Goal of the exercise >> Present each line of the entries below that holds the word "name".

Record set >>
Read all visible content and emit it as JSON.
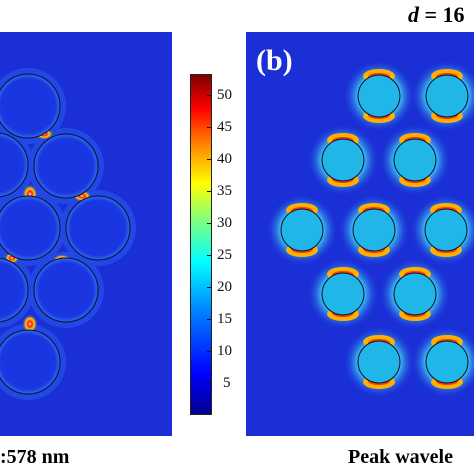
{
  "header": {
    "d_var": "d",
    "d_text": " = 16"
  },
  "panel_b": {
    "label": "(b)"
  },
  "colorbar": {
    "ticks": [
      "50",
      "45",
      "40",
      "35",
      "30",
      "25",
      "20",
      "15",
      "10",
      "5"
    ]
  },
  "captions": {
    "left": ":578 nm",
    "right": "Peak wavele"
  },
  "colors": {
    "background_field": "#1a2fd6",
    "hotspot": "#ff2a00",
    "disk_fill": "#21b6e8"
  }
}
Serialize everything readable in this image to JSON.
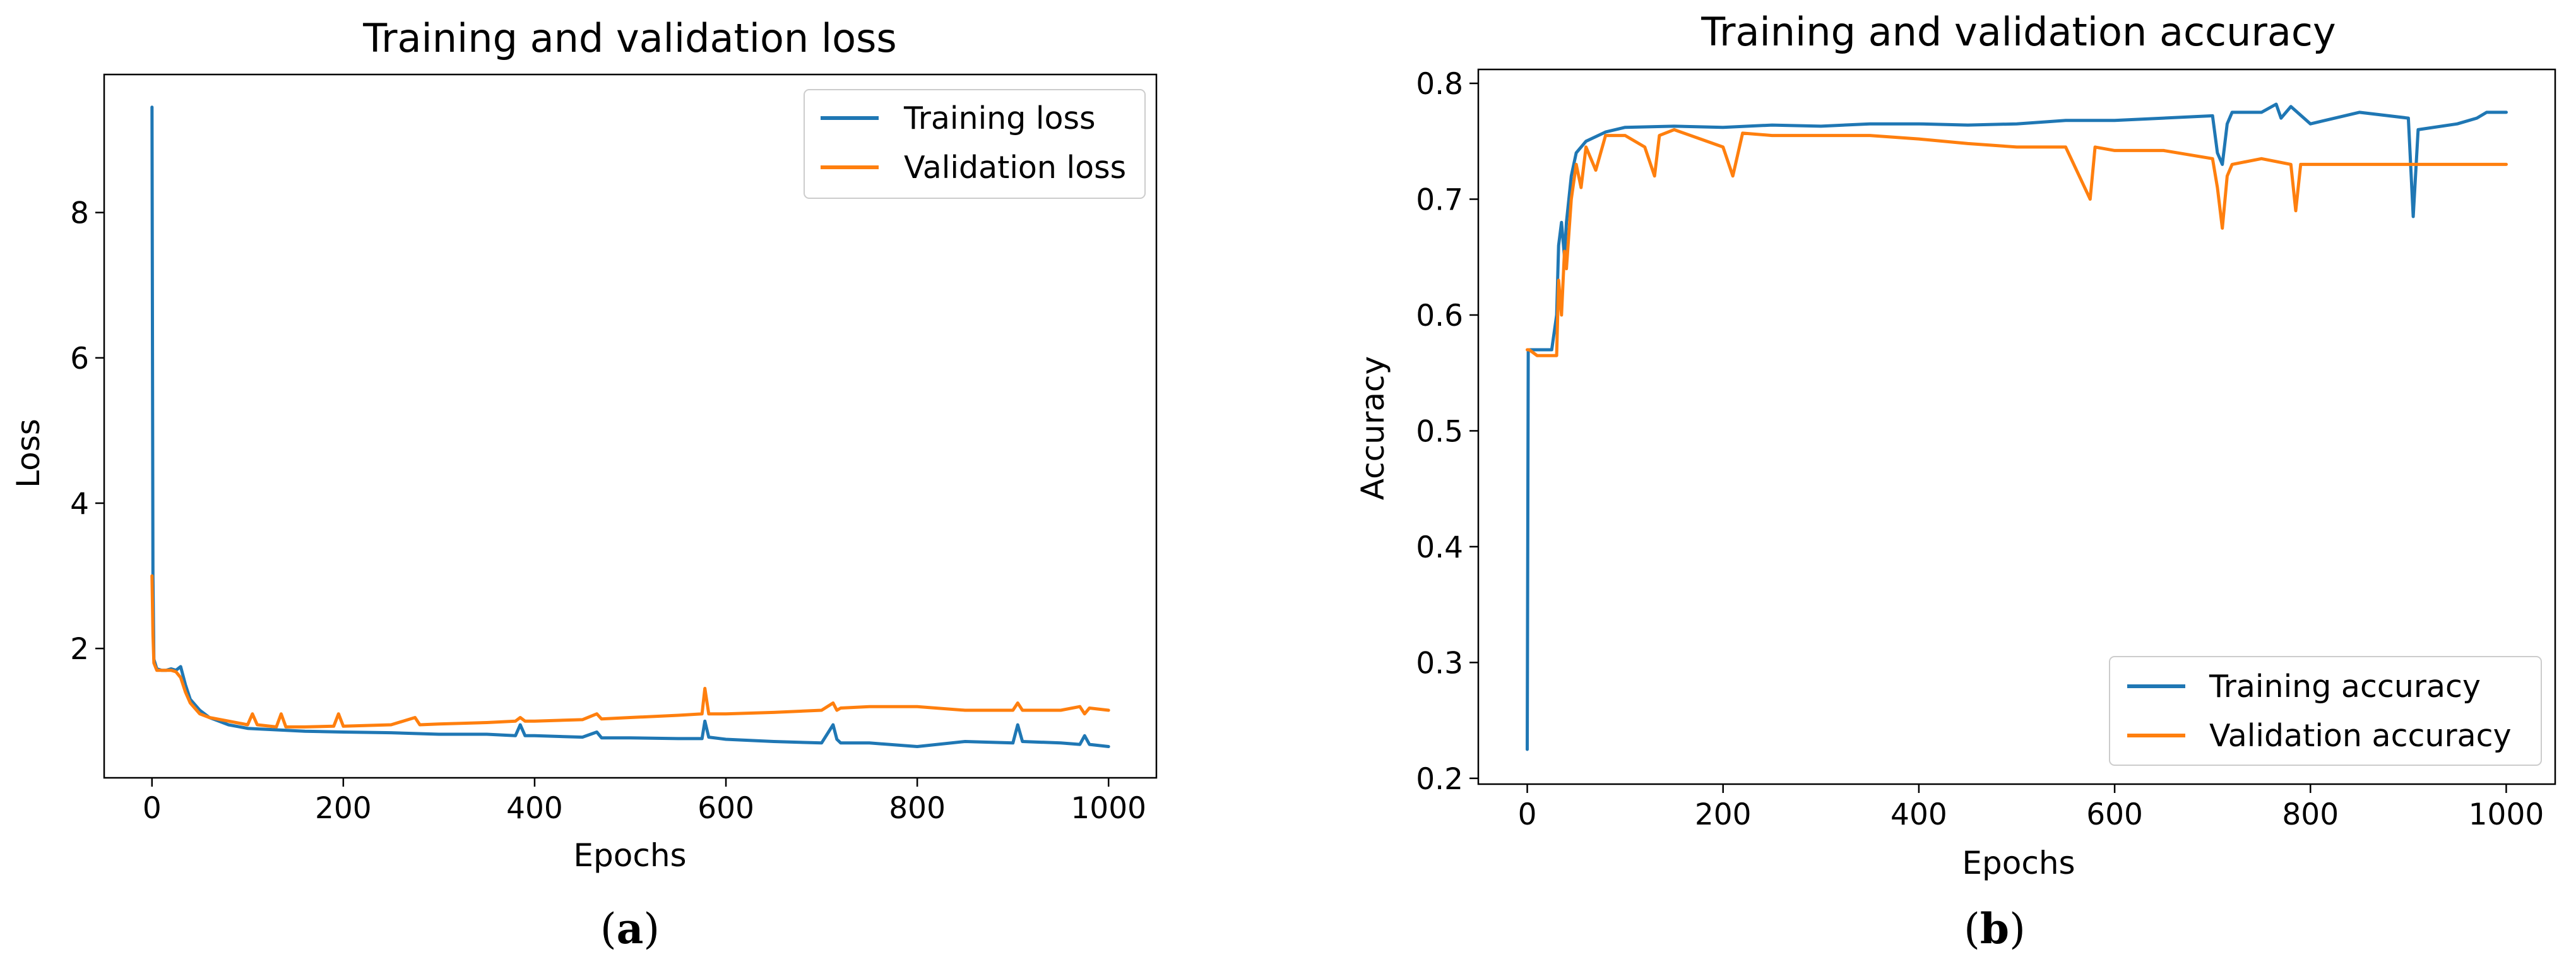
{
  "colors": {
    "training": "#1f77b4",
    "validation": "#ff7f0e"
  },
  "chart_data": [
    {
      "type": "line",
      "caption_letter": "a",
      "title": "Training and validation loss",
      "xlabel": "Epochs",
      "ylabel": "Loss",
      "xlim": [
        -50,
        1050
      ],
      "ylim": [
        0.22,
        9.9
      ],
      "xticks": [
        0,
        200,
        400,
        600,
        800,
        1000
      ],
      "xtick_labels": [
        "0",
        "200",
        "400",
        "600",
        "800",
        "1000"
      ],
      "yticks": [
        2,
        4,
        6,
        8
      ],
      "ytick_labels": [
        "2",
        "4",
        "6",
        "8"
      ],
      "legend_position": "top-right",
      "series": [
        {
          "name": "Training loss",
          "color_key": "training",
          "x": [
            0,
            1,
            2,
            5,
            10,
            15,
            20,
            25,
            30,
            35,
            40,
            50,
            60,
            80,
            100,
            130,
            160,
            200,
            250,
            300,
            350,
            380,
            385,
            390,
            400,
            450,
            465,
            470,
            500,
            550,
            575,
            578,
            582,
            600,
            650,
            700,
            712,
            716,
            720,
            750,
            800,
            850,
            900,
            905,
            910,
            950,
            970,
            975,
            980,
            1000
          ],
          "y": [
            9.45,
            3.0,
            1.85,
            1.72,
            1.7,
            1.7,
            1.72,
            1.7,
            1.75,
            1.5,
            1.3,
            1.15,
            1.05,
            0.95,
            0.9,
            0.88,
            0.86,
            0.85,
            0.84,
            0.82,
            0.82,
            0.8,
            0.95,
            0.8,
            0.8,
            0.78,
            0.85,
            0.77,
            0.77,
            0.76,
            0.76,
            1.0,
            0.78,
            0.75,
            0.72,
            0.7,
            0.95,
            0.75,
            0.7,
            0.7,
            0.65,
            0.72,
            0.7,
            0.95,
            0.72,
            0.7,
            0.68,
            0.8,
            0.68,
            0.65
          ]
        },
        {
          "name": "Validation loss",
          "color_key": "validation",
          "x": [
            0,
            1,
            2,
            5,
            10,
            20,
            25,
            30,
            35,
            40,
            50,
            60,
            80,
            100,
            105,
            110,
            130,
            135,
            140,
            160,
            190,
            195,
            200,
            250,
            275,
            280,
            300,
            350,
            380,
            385,
            390,
            400,
            450,
            465,
            470,
            500,
            550,
            575,
            578,
            582,
            600,
            650,
            700,
            712,
            716,
            720,
            750,
            800,
            850,
            900,
            905,
            910,
            950,
            970,
            975,
            980,
            1000
          ],
          "y": [
            3.0,
            2.2,
            1.8,
            1.7,
            1.7,
            1.7,
            1.68,
            1.6,
            1.4,
            1.25,
            1.1,
            1.05,
            1.0,
            0.95,
            1.1,
            0.95,
            0.92,
            1.1,
            0.92,
            0.92,
            0.93,
            1.1,
            0.93,
            0.95,
            1.05,
            0.95,
            0.96,
            0.98,
            1.0,
            1.05,
            1.0,
            1.0,
            1.02,
            1.1,
            1.03,
            1.05,
            1.08,
            1.1,
            1.45,
            1.1,
            1.1,
            1.12,
            1.15,
            1.25,
            1.15,
            1.18,
            1.2,
            1.2,
            1.15,
            1.15,
            1.25,
            1.15,
            1.15,
            1.2,
            1.1,
            1.18,
            1.15
          ]
        }
      ]
    },
    {
      "type": "line",
      "caption_letter": "b",
      "title": "Training and validation accuracy",
      "xlabel": "Epochs",
      "ylabel": "Accuracy",
      "xlim": [
        -50,
        1050
      ],
      "ylim": [
        0.195,
        0.812
      ],
      "xticks": [
        0,
        200,
        400,
        600,
        800,
        1000
      ],
      "xtick_labels": [
        "0",
        "200",
        "400",
        "600",
        "800",
        "1000"
      ],
      "yticks": [
        0.2,
        0.3,
        0.4,
        0.5,
        0.6,
        0.7,
        0.8
      ],
      "ytick_labels": [
        "0.2",
        "0.3",
        "0.4",
        "0.5",
        "0.6",
        "0.7",
        "0.8"
      ],
      "legend_position": "lower-right",
      "series": [
        {
          "name": "Training accuracy",
          "color_key": "training",
          "x": [
            0,
            1,
            2,
            10,
            20,
            25,
            30,
            32,
            35,
            38,
            40,
            45,
            50,
            60,
            80,
            100,
            150,
            200,
            250,
            300,
            350,
            400,
            450,
            500,
            550,
            600,
            650,
            700,
            705,
            710,
            715,
            720,
            750,
            765,
            770,
            780,
            800,
            850,
            900,
            905,
            910,
            950,
            970,
            980,
            1000
          ],
          "y": [
            0.225,
            0.57,
            0.57,
            0.57,
            0.57,
            0.57,
            0.6,
            0.66,
            0.68,
            0.65,
            0.68,
            0.72,
            0.74,
            0.75,
            0.758,
            0.762,
            0.763,
            0.762,
            0.764,
            0.763,
            0.765,
            0.765,
            0.764,
            0.765,
            0.768,
            0.768,
            0.77,
            0.772,
            0.74,
            0.73,
            0.765,
            0.775,
            0.775,
            0.782,
            0.77,
            0.78,
            0.765,
            0.775,
            0.77,
            0.685,
            0.76,
            0.765,
            0.77,
            0.775,
            0.775
          ]
        },
        {
          "name": "Validation accuracy",
          "color_key": "validation",
          "x": [
            0,
            1,
            2,
            10,
            20,
            30,
            32,
            35,
            38,
            40,
            45,
            50,
            55,
            60,
            70,
            80,
            100,
            120,
            130,
            135,
            150,
            200,
            210,
            220,
            250,
            300,
            350,
            400,
            450,
            500,
            550,
            575,
            580,
            600,
            650,
            700,
            705,
            710,
            715,
            720,
            750,
            780,
            785,
            790,
            800,
            850,
            900,
            950,
            1000
          ],
          "y": [
            0.57,
            0.57,
            0.57,
            0.565,
            0.565,
            0.565,
            0.63,
            0.6,
            0.655,
            0.64,
            0.7,
            0.73,
            0.71,
            0.745,
            0.725,
            0.755,
            0.755,
            0.745,
            0.72,
            0.755,
            0.76,
            0.745,
            0.72,
            0.757,
            0.755,
            0.755,
            0.755,
            0.752,
            0.748,
            0.745,
            0.745,
            0.7,
            0.745,
            0.742,
            0.742,
            0.735,
            0.71,
            0.675,
            0.72,
            0.73,
            0.735,
            0.73,
            0.69,
            0.73,
            0.73,
            0.73,
            0.73,
            0.73,
            0.73
          ]
        }
      ]
    }
  ]
}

Exercise answer >>
          "name": "Training loss",
          "name": "Validation loss",
          "name": "Training accuracy",
          "name": "Validation accuracy",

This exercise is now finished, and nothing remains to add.